— START OF RECORDS SUPPLIED —
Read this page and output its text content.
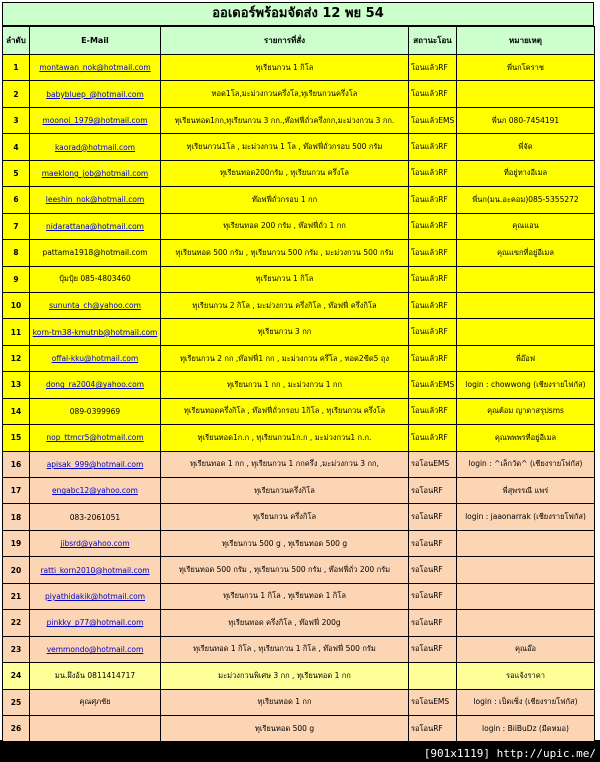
ออเดอร์พร้อมจัดส่ง 12 พย 54
ลำดับ	E-Mail	รายการที่สั่ง	สถานะโอน	หมายเหตุ
1	montawan_nok@hotmail.com	ทุเรียนกวน 1 กิโล	โอนแล้วRF	พี่นกโคราช
2	babybluep_@hotmail.com	ทอด1โล,มะม่วงกวนครึ่งโล,ทุเรียนกวนครึ่งโล	โอนแล้วRF	
3	moonoi_1979@hotmail.com	ทุเรียนทอด1กก,ทุเรียนกวน 3 กก.,ท๊อฟฟี่ถั่วครึ่งกก,มะม่วงกวน 3 กก.	โอนแล้วEMS	พี่นก 080-7454191
4	kaorad@hotmail.com	ทุเรียนกวน1โล , มะม่วงกวน 1 โล , ท๊อฟฟี่ถั่วกรอบ 500 กรัม	โอนแล้วRF	พี่จัด
5	maeklong_job@hotmail.com	ทุเรียนทอด200กรัม , ทุเรียนกวน ครึ่งโล	โอนแล้วRF	ที่อยู่ทางอีเมล
6	leeshin_nok@hotmail.com	ท๊อฟฟี่ถั่วกรอบ 1 กก	โอนแล้วRF	พี่นก(มน.อะคอม)085-5355272
7	nidarattana@hotmail.com	ทุเรียนทอด 200 กรัม , ท๊อฟฟี่ถั่ว 1 กก	โอนแล้วRF	คุณแอน
8	pattama1918@hotmail.com	ทุเรียนทอด 500 กรัม , ทุเรียนกวน 500 กรัม , มะม่วงกวน 500 กรัม	โอนแล้วRF	คุณแขกที่อยู่อีเมล
9	ปุ้มปุ้ย 085-4803460	ทุเรียนกวน 1 กิโล	โอนแล้วRF	
10	sununta_ch@yahoo.com	ทุเรียนกวน 2 กิโล , มะม่วงกวน ครึ่งกิโล , ท๊อฟฟี่ ครึ่งกิโล	โอนแล้วRF	
11	korn-tm38-kmutnb@hotmail.com	ทุเรียนกวน 3 กก	โอนแล้วRF	
12	offal-kku@hotmail.com	ทุเรียนกวน 2 กก ,ท๊อฟฟี่1 กก , มะม่วงกวน ครึ่โล , ทอด2ขีด5 ถุง	โอนแล้วRF	พี่อ๊อฟ
13	dong_ra2004@yahoo.com	ทุเรียนกวน 1 กก , มะม่วงกวน 1 กก	โอนแล้วEMS	login : chowwong (เชียงรายไฟกัส)
14	089-0399969	ทุเรียนทอดครึ่งกิโล , ท๊อฟฟี่ถั่วกรอบ 1กิโล , ทุเรียนกวน ครึ่งโล	โอนแล้วRF	คุณต้อม ญาดาสรุปsms
15	nop_ttmcr5@hotmail.com	ทุเรียนทอด1ก.ก , ทุเรียนกวน1ก.ก , มะม่วงกวน1 ก.ก.	โอนแล้วRF	คุณพพพรที่อยู่อีเมล
16	apisak_999@hotmail.com	ทุเรียนทอด 1 กก , ทุเรียนกวน 1 กกครึ่ง ,มะม่วงกวน 3 กก,	รอโอนEMS	login : ^เล็กวัด^ (เชียงรายโฟกัส)
17	engabc12@yahoo.com	ทุเรียนกวนครึ่งกิโล	รอโอนRF	พี่สุพรรณี แพร่
18	083-2061051	ทุเรียนกวน ครึ่งกิโล	รอโอนRF	login : jaaonarrak (เชียงรายโฟกัส)
19	jibsrd@yahoo.com	ทุเรียนกวน 500 g , ทุเรียนทอด 500 g	รอโอนRF	
20	ratti_korn2010@hotmail.com	ทุเรียนทอด 500 กรัม , ทุเรียนกวน 500 กรัม , ท๊อฟฟี่ถั่ว 200 กรัม	รอโอนRF	
21	piyathidakik@hotmail.com	ทุเรียนกวน 1 กิโล , ทุเรียนทอด 1 กิโล	รอโอนRF	
22	pinkky_p77@hotmail.com	ทุเรียนทอด ครึ่งกิโล , ท๊อฟฟี่ 200g	รอโอนRF	
23	vemmondo@hotmail.com	ทุเรียนทอด 1 กิโล , ทุเรียนกวน 1 กิโล , ท๊อฟฟี่ 500 กรัม	รอโอนRF	คุณอ๊อ
24	มน.ผึงอ้น 0811414717	มะม่วงกวนพิเศษ 3 กก , ทุเรียนทอด 1 กก		รอแจ้งราคา
25	คุณศุภชัย	ทุเรียนทอด 1 กก	รอโอนEMS	login : เป็ดเซิ่ง (เชียงรายโฟกัส)
26		ทุเรียนทอด 500 g	รอโอนRF	login : BiiBuDz (มีดหมอ)
[901x1119] http://upic.me/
— END OF RECORDS SUPPLIED —
TASK DIRECTIONS:
Report how many lines of the listing hold the word "login", with nothing but the number.

ANSWER TO THE EXERCISE:
5